What you will do:
In this exercise, return the whole listing exactly, excluding any images.

Data excerpts:
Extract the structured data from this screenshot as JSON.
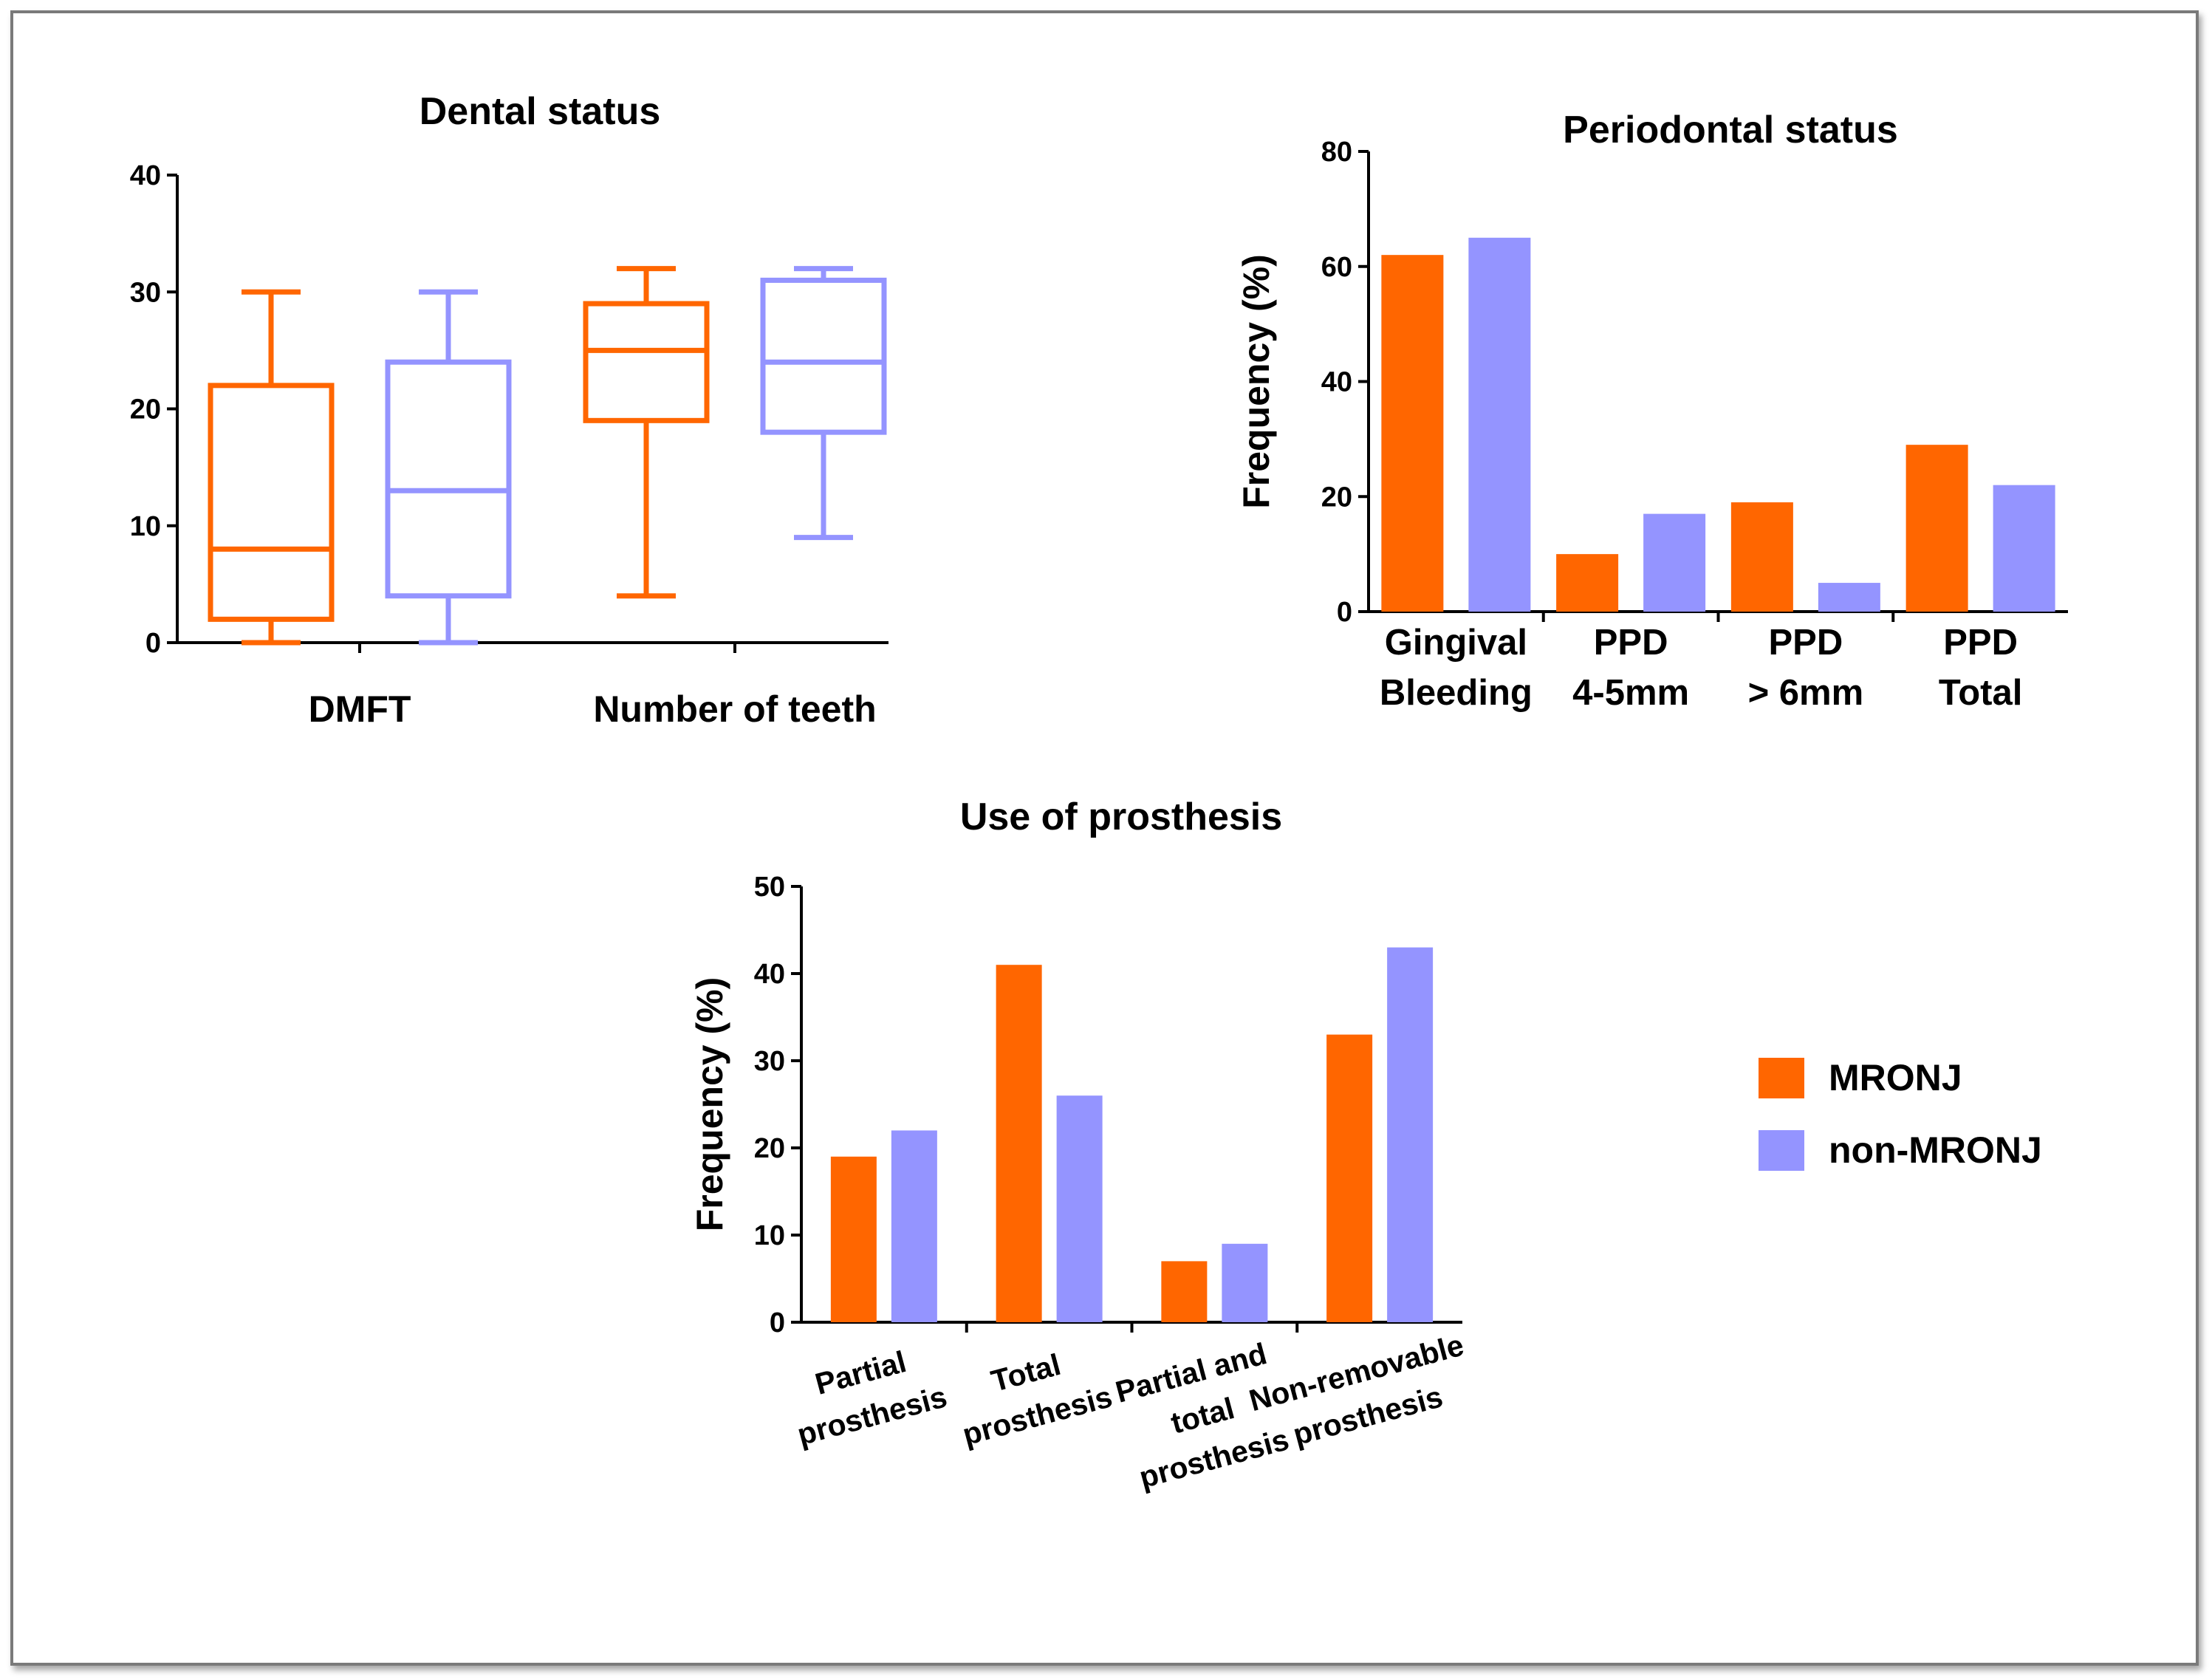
{
  "legend": {
    "items": [
      {
        "label": "MRONJ",
        "color": "#ff6600"
      },
      {
        "label": "non-MRONJ",
        "color": "#9494ff"
      }
    ]
  },
  "chart_data": [
    {
      "id": "dental",
      "type": "boxplot",
      "title": "Dental status",
      "xlabel": "",
      "ylabel": "",
      "ylim": [
        0,
        40
      ],
      "yticks": [
        0,
        10,
        20,
        30,
        40
      ],
      "groups": [
        "DMFT",
        "Number of teeth"
      ],
      "boxes": [
        {
          "group": "DMFT",
          "series": "MRONJ",
          "min": 0,
          "q1": 2,
          "median": 8,
          "q3": 22,
          "max": 30
        },
        {
          "group": "DMFT",
          "series": "non-MRONJ",
          "min": 0,
          "q1": 4,
          "median": 13,
          "q3": 24,
          "max": 30
        },
        {
          "group": "Number of teeth",
          "series": "MRONJ",
          "min": 4,
          "q1": 19,
          "median": 25,
          "q3": 29,
          "max": 32
        },
        {
          "group": "Number of teeth",
          "series": "non-MRONJ",
          "min": 9,
          "q1": 18,
          "median": 24,
          "q3": 31,
          "max": 32
        }
      ]
    },
    {
      "id": "periodontal",
      "type": "bar",
      "title": "Periodontal status",
      "ylabel": "Frequency (%)",
      "ylim": [
        0,
        80
      ],
      "yticks": [
        0,
        20,
        40,
        60,
        80
      ],
      "categories": [
        [
          "Gingival",
          "Bleeding"
        ],
        [
          "PPD",
          "4-5mm"
        ],
        [
          "PPD",
          "> 6mm"
        ],
        [
          "PPD",
          "Total"
        ]
      ],
      "series": [
        {
          "name": "MRONJ",
          "values": [
            62,
            10,
            19,
            29
          ]
        },
        {
          "name": "non-MRONJ",
          "values": [
            65,
            17,
            5,
            22
          ]
        }
      ]
    },
    {
      "id": "prosthesis",
      "type": "bar",
      "title": "Use of prosthesis",
      "ylabel": "Frequency (%)",
      "ylim": [
        0,
        50
      ],
      "yticks": [
        0,
        10,
        20,
        30,
        40,
        50
      ],
      "categories": [
        [
          "Partial",
          "prosthesis"
        ],
        [
          "Total",
          "prosthesis"
        ],
        [
          "Partial and",
          "total",
          "prosthesis"
        ],
        [
          "Non-removable",
          "prosthesis"
        ]
      ],
      "series": [
        {
          "name": "MRONJ",
          "values": [
            19,
            41,
            7,
            33
          ]
        },
        {
          "name": "non-MRONJ",
          "values": [
            22,
            26,
            9,
            43
          ]
        }
      ]
    }
  ]
}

Answer to the exercise:
Extract the structured data from this screenshot as JSON.
{
  "legend": {
    "items": [
      {
        "label": "MRONJ",
        "color": "#ff6600"
      },
      {
        "label": "non-MRONJ",
        "color": "#9494ff"
      }
    ]
  },
  "chart_data": [
    {
      "id": "dental",
      "type": "boxplot",
      "title": "Dental status",
      "xlabel": "",
      "ylabel": "",
      "ylim": [
        0,
        40
      ],
      "yticks": [
        0,
        10,
        20,
        30,
        40
      ],
      "groups": [
        "DMFT",
        "Number of teeth"
      ],
      "boxes": [
        {
          "group": "DMFT",
          "series": "MRONJ",
          "min": 0,
          "q1": 2,
          "median": 8,
          "q3": 22,
          "max": 30
        },
        {
          "group": "DMFT",
          "series": "non-MRONJ",
          "min": 0,
          "q1": 4,
          "median": 13,
          "q3": 24,
          "max": 30
        },
        {
          "group": "Number of teeth",
          "series": "MRONJ",
          "min": 4,
          "q1": 19,
          "median": 25,
          "q3": 29,
          "max": 32
        },
        {
          "group": "Number of teeth",
          "series": "non-MRONJ",
          "min": 9,
          "q1": 18,
          "median": 24,
          "q3": 31,
          "max": 32
        }
      ]
    },
    {
      "id": "periodontal",
      "type": "bar",
      "title": "Periodontal status",
      "ylabel": "Frequency (%)",
      "ylim": [
        0,
        80
      ],
      "yticks": [
        0,
        20,
        40,
        60,
        80
      ],
      "categories": [
        [
          "Gingival",
          "Bleeding"
        ],
        [
          "PPD",
          "4-5mm"
        ],
        [
          "PPD",
          "> 6mm"
        ],
        [
          "PPD",
          "Total"
        ]
      ],
      "series": [
        {
          "name": "MRONJ",
          "values": [
            62,
            10,
            19,
            29
          ]
        },
        {
          "name": "non-MRONJ",
          "values": [
            65,
            17,
            5,
            22
          ]
        }
      ]
    },
    {
      "id": "prosthesis",
      "type": "bar",
      "title": "Use of prosthesis",
      "ylabel": "Frequency (%)",
      "ylim": [
        0,
        50
      ],
      "yticks": [
        0,
        10,
        20,
        30,
        40,
        50
      ],
      "categories": [
        [
          "Partial",
          "prosthesis"
        ],
        [
          "Total",
          "prosthesis"
        ],
        [
          "Partial and",
          "total",
          "prosthesis"
        ],
        [
          "Non-removable",
          "prosthesis"
        ]
      ],
      "series": [
        {
          "name": "MRONJ",
          "values": [
            19,
            41,
            7,
            33
          ]
        },
        {
          "name": "non-MRONJ",
          "values": [
            22,
            26,
            9,
            43
          ]
        }
      ]
    }
  ]
}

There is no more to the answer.